Only lines holding the word "juin" should be copied from the material.

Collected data
* start *
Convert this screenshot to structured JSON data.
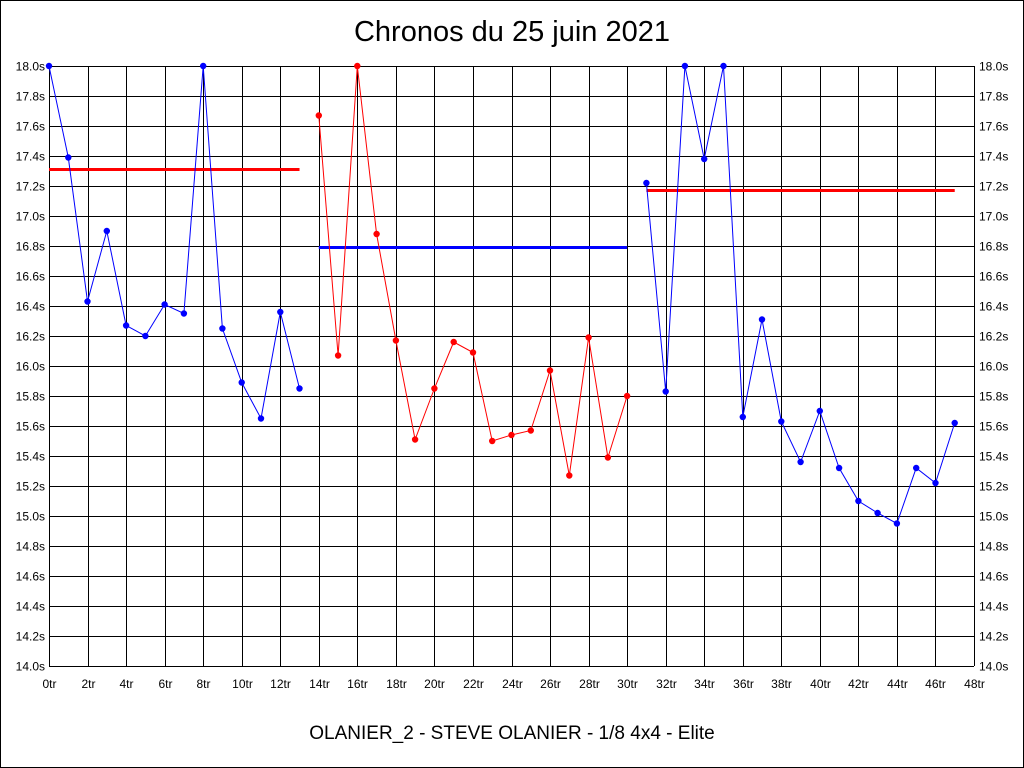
{
  "title": "Chronos du 25 juin 2021",
  "caption": "OLANIER_2 - STEVE OLANIER - 1/8 4x4 - Elite",
  "colors": {
    "red": "#ff0000",
    "blue": "#0000ff",
    "grid": "#000000"
  },
  "chart_data": {
    "type": "line",
    "title": "Chronos du 25 juin 2021",
    "xlabel": "",
    "ylabel": "",
    "xlim": [
      0,
      48
    ],
    "ylim": [
      14.0,
      18.0
    ],
    "grid": true,
    "x_tick_labels": [
      "0tr",
      "2tr",
      "4tr",
      "6tr",
      "8tr",
      "10tr",
      "12tr",
      "14tr",
      "16tr",
      "18tr",
      "20tr",
      "22tr",
      "24tr",
      "26tr",
      "28tr",
      "30tr",
      "32tr",
      "34tr",
      "36tr",
      "38tr",
      "40tr",
      "42tr",
      "44tr",
      "46tr",
      "48tr"
    ],
    "y_tick_labels": [
      "14.0s",
      "14.2s",
      "14.4s",
      "14.6s",
      "14.8s",
      "15.0s",
      "15.2s",
      "15.4s",
      "15.6s",
      "15.8s",
      "16.0s",
      "16.2s",
      "16.4s",
      "16.6s",
      "16.8s",
      "17.0s",
      "17.2s",
      "17.4s",
      "17.6s",
      "17.8s",
      "18.0s"
    ],
    "y_ticks": [
      14.0,
      14.2,
      14.4,
      14.6,
      14.8,
      15.0,
      15.2,
      15.4,
      15.6,
      15.8,
      16.0,
      16.2,
      16.4,
      16.6,
      16.8,
      17.0,
      17.2,
      17.4,
      17.6,
      17.8,
      18.0
    ],
    "series": [
      {
        "color": "#0000ff",
        "x": [
          0,
          1,
          2,
          3,
          4,
          5,
          6,
          7,
          8,
          9,
          10,
          11,
          12,
          13
        ],
        "values": [
          18.0,
          17.39,
          16.43,
          16.9,
          16.27,
          16.2,
          16.41,
          16.35,
          18.0,
          16.25,
          15.89,
          15.65,
          16.36,
          15.85
        ]
      },
      {
        "color": "#ff0000",
        "x": [
          14,
          15,
          16,
          17,
          18,
          19,
          20,
          21,
          22,
          23,
          24,
          25,
          26,
          27,
          28,
          29,
          30
        ],
        "values": [
          17.67,
          16.07,
          18.0,
          16.88,
          16.17,
          15.51,
          15.85,
          16.16,
          16.09,
          15.5,
          15.54,
          15.57,
          15.97,
          15.27,
          16.19,
          15.39,
          15.8
        ]
      },
      {
        "color": "#0000ff",
        "x": [
          31,
          32,
          33,
          34,
          35,
          36,
          37,
          38,
          39,
          40,
          41,
          42,
          43,
          44,
          45,
          46,
          47
        ],
        "values": [
          17.22,
          15.83,
          18.0,
          17.38,
          18.0,
          15.66,
          16.31,
          15.63,
          15.36,
          15.7,
          15.32,
          15.1,
          15.02,
          14.95,
          15.32,
          15.22,
          15.62
        ]
      }
    ],
    "averages": [
      {
        "color": "#ff0000",
        "x": [
          0,
          13
        ],
        "value": 17.31
      },
      {
        "color": "#0000ff",
        "x": [
          14,
          30
        ],
        "value": 16.79
      },
      {
        "color": "#ff0000",
        "x": [
          31,
          47
        ],
        "value": 17.17
      }
    ]
  }
}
* end *
● **Solution below**:
  "title": "Chronos du 25 juin 2021",
    "title": "Chronos du 25 juin 2021",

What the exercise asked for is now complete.